### Material to process
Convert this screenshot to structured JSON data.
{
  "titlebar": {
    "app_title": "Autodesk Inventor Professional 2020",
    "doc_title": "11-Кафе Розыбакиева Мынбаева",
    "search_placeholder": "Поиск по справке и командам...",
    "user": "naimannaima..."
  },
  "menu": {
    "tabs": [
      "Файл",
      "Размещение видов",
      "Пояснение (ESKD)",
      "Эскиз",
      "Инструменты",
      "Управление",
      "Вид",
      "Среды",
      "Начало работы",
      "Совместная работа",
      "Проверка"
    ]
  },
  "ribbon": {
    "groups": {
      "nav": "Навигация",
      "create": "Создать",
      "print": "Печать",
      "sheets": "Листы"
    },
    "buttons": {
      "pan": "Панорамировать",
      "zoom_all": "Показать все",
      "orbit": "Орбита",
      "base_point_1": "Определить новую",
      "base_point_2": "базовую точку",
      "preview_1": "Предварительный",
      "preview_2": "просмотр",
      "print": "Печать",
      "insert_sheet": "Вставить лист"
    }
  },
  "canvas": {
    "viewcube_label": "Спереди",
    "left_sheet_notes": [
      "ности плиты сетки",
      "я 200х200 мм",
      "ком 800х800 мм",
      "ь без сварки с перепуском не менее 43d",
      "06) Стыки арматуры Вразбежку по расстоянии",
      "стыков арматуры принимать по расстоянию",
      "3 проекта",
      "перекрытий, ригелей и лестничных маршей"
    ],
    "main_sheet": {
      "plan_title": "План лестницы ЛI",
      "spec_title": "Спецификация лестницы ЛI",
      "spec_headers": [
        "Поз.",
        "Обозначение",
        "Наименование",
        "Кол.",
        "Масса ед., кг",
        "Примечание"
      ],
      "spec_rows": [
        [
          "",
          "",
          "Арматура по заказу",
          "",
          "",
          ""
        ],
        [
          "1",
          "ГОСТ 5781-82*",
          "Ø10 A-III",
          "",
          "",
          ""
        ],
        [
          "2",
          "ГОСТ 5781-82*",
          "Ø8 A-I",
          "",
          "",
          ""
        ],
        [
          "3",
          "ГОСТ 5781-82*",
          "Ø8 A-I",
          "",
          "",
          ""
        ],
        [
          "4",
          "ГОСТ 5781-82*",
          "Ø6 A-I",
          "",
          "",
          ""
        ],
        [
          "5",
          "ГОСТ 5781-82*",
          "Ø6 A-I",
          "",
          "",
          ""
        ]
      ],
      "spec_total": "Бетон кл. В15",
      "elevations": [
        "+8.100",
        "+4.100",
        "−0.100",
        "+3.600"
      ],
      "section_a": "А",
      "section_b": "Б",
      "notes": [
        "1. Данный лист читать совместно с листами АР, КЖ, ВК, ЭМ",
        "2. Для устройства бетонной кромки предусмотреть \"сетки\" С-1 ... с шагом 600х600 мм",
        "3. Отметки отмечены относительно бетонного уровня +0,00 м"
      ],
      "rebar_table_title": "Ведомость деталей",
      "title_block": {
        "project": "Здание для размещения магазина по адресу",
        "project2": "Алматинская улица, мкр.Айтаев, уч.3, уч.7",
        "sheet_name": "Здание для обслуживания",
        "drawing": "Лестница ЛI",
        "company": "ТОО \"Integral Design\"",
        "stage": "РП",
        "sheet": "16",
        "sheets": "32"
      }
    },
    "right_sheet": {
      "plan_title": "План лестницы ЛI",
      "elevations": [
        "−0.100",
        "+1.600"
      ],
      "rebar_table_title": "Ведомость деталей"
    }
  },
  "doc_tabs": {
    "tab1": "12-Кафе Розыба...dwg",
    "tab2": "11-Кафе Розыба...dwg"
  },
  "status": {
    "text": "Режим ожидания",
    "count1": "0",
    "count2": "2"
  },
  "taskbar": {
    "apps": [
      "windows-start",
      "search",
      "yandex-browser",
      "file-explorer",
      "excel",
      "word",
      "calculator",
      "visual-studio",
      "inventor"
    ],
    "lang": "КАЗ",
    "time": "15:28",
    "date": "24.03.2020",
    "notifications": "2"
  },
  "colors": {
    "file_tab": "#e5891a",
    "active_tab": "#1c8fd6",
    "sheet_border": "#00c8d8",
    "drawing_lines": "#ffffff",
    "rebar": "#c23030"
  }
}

### Requirements
Nothing in the listing may be changed; retype it all exactly.

### Completed exercise
Convert this screenshot to structured JSON data.
{
  "titlebar": {
    "app_title": "Autodesk Inventor Professional 2020",
    "doc_title": "11-Кафе Розыбакиева Мынбаева",
    "search_placeholder": "Поиск по справке и командам...",
    "user": "naimannaima..."
  },
  "menu": {
    "tabs": [
      "Файл",
      "Размещение видов",
      "Пояснение (ESKD)",
      "Эскиз",
      "Инструменты",
      "Управление",
      "Вид",
      "Среды",
      "Начало работы",
      "Совместная работа",
      "Проверка"
    ]
  },
  "ribbon": {
    "groups": {
      "nav": "Навигация",
      "create": "Создать",
      "print": "Печать",
      "sheets": "Листы"
    },
    "buttons": {
      "pan": "Панорамировать",
      "zoom_all": "Показать все",
      "orbit": "Орбита",
      "base_point_1": "Определить новую",
      "base_point_2": "базовую точку",
      "preview_1": "Предварительный",
      "preview_2": "просмотр",
      "print": "Печать",
      "insert_sheet": "Вставить лист"
    }
  },
  "canvas": {
    "viewcube_label": "Спереди",
    "left_sheet_notes": [
      "ности плиты сетки",
      "я 200х200 мм",
      "ком 800х800 мм",
      "ь без сварки с перепуском не менее 43d",
      "06) Стыки арматуры Вразбежку по расстоянии",
      "стыков арматуры принимать по расстоянию",
      "3 проекта",
      "перекрытий, ригелей и лестничных маршей"
    ],
    "main_sheet": {
      "plan_title": "План лестницы ЛI",
      "spec_title": "Спецификация лестницы ЛI",
      "spec_headers": [
        "Поз.",
        "Обозначение",
        "Наименование",
        "Кол.",
        "Масса ед., кг",
        "Примечание"
      ],
      "spec_rows": [
        [
          "",
          "",
          "Арматура по заказу",
          "",
          "",
          ""
        ],
        [
          "1",
          "ГОСТ 5781-82*",
          "Ø10 A-III",
          "",
          "",
          ""
        ],
        [
          "2",
          "ГОСТ 5781-82*",
          "Ø8 A-I",
          "",
          "",
          ""
        ],
        [
          "3",
          "ГОСТ 5781-82*",
          "Ø8 A-I",
          "",
          "",
          ""
        ],
        [
          "4",
          "ГОСТ 5781-82*",
          "Ø6 A-I",
          "",
          "",
          ""
        ],
        [
          "5",
          "ГОСТ 5781-82*",
          "Ø6 A-I",
          "",
          "",
          ""
        ]
      ],
      "spec_total": "Бетон кл. В15",
      "elevations": [
        "+8.100",
        "+4.100",
        "−0.100",
        "+3.600"
      ],
      "section_a": "А",
      "section_b": "Б",
      "notes": [
        "1. Данный лист читать совместно с листами АР, КЖ, ВК, ЭМ",
        "2. Для устройства бетонной кромки предусмотреть \"сетки\" С-1 ... с шагом 600х600 мм",
        "3. Отметки отмечены относительно бетонного уровня +0,00 м"
      ],
      "rebar_table_title": "Ведомость деталей",
      "title_block": {
        "project": "Здание для размещения магазина по адресу",
        "project2": "Алматинская улица, мкр.Айтаев, уч.3, уч.7",
        "sheet_name": "Здание для обслуживания",
        "drawing": "Лестница ЛI",
        "company": "ТОО \"Integral Design\"",
        "stage": "РП",
        "sheet": "16",
        "sheets": "32"
      }
    },
    "right_sheet": {
      "plan_title": "План лестницы ЛI",
      "elevations": [
        "−0.100",
        "+1.600"
      ],
      "rebar_table_title": "Ведомость деталей"
    }
  },
  "doc_tabs": {
    "tab1": "12-Кафе Розыба...dwg",
    "tab2": "11-Кафе Розыба...dwg"
  },
  "status": {
    "text": "Режим ожидания",
    "count1": "0",
    "count2": "2"
  },
  "taskbar": {
    "apps": [
      "windows-start",
      "search",
      "yandex-browser",
      "file-explorer",
      "excel",
      "word",
      "calculator",
      "visual-studio",
      "inventor"
    ],
    "lang": "КАЗ",
    "time": "15:28",
    "date": "24.03.2020",
    "notifications": "2"
  },
  "colors": {
    "file_tab": "#e5891a",
    "active_tab": "#1c8fd6",
    "sheet_border": "#00c8d8",
    "drawing_lines": "#ffffff",
    "rebar": "#c23030"
  }
}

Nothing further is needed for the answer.